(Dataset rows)
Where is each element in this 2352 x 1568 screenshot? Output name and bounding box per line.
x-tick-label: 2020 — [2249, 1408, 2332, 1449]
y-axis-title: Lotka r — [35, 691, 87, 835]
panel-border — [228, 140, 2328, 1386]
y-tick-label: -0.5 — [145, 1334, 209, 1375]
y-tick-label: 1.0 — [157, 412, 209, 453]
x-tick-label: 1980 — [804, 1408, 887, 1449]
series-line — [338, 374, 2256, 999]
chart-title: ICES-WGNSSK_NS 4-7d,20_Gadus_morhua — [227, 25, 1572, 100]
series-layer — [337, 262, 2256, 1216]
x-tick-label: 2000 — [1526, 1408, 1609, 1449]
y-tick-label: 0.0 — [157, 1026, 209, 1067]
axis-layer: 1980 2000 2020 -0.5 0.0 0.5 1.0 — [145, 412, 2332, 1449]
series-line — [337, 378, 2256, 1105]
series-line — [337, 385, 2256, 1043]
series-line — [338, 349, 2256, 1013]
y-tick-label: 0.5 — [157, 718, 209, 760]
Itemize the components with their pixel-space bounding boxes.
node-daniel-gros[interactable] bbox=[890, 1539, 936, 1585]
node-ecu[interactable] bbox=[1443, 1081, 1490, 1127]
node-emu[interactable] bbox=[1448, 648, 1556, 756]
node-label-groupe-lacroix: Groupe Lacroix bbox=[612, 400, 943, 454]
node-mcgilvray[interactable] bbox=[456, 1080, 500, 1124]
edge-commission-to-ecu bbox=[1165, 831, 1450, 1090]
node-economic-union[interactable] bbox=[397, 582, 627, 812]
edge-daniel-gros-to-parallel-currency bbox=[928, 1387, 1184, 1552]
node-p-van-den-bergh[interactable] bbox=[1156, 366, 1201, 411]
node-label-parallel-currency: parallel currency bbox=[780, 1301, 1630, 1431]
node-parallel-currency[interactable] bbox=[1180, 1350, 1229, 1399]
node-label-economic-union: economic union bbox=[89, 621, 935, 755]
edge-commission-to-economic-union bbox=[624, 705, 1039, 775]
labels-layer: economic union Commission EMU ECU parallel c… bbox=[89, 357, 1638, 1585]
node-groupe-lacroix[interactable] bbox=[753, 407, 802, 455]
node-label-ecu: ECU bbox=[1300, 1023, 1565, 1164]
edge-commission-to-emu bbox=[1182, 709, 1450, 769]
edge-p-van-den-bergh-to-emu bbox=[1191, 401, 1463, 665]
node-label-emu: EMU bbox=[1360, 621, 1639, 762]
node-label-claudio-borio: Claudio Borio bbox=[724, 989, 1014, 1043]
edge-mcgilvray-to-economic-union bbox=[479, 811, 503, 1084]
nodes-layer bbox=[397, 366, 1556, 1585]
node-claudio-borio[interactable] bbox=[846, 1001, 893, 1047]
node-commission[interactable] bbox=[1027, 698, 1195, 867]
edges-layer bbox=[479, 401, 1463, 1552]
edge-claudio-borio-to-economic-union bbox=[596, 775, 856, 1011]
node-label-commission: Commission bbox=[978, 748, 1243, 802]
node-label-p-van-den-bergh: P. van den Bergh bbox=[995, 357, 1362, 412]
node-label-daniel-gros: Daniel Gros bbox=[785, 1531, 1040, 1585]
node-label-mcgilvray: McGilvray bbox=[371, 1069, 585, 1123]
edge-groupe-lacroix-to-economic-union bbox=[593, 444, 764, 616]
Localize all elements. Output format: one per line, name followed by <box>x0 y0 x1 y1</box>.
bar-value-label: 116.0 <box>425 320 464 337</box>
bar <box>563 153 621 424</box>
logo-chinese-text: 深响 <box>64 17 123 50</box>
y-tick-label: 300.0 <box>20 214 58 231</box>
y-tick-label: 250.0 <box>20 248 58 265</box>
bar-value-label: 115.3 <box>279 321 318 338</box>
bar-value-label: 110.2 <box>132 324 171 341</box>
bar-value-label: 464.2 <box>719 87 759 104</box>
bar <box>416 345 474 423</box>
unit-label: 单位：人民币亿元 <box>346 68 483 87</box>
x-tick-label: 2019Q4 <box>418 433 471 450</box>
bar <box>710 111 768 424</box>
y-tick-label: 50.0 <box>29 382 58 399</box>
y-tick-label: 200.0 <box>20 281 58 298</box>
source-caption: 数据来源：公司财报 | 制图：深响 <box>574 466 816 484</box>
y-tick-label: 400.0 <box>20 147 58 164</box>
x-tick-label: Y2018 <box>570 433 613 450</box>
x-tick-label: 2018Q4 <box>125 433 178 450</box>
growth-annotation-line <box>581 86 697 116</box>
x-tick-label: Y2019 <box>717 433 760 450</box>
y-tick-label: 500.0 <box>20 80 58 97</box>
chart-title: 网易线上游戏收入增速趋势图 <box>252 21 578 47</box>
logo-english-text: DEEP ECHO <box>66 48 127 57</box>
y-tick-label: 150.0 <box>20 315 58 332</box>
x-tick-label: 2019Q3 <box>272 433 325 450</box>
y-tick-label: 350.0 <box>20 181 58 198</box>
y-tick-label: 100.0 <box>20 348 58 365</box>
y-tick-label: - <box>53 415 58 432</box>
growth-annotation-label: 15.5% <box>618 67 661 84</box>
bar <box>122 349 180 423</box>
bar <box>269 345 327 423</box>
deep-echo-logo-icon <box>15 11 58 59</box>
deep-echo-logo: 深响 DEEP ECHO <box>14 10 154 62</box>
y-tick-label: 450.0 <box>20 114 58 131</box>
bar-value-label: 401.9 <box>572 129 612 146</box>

Your goal = Express the lines starting at the beginning of the entries and ending at the line that contains "y-tick-label: -0.5 — [145, 1334, 209, 1375]" as a JSON list of strings, one string per line, with blank lines left out.

Answer =
[
  "Where is each element in this 2352 x 1568 screenshot? Output name and bounding box per line.",
  "x-tick-label: 2020 — [2249, 1408, 2332, 1449]",
  "y-axis-title: Lotka r — [35, 691, 87, 835]",
  "panel-border — [228, 140, 2328, 1386]",
  "y-tick-label: -0.5 — [145, 1334, 209, 1375]"
]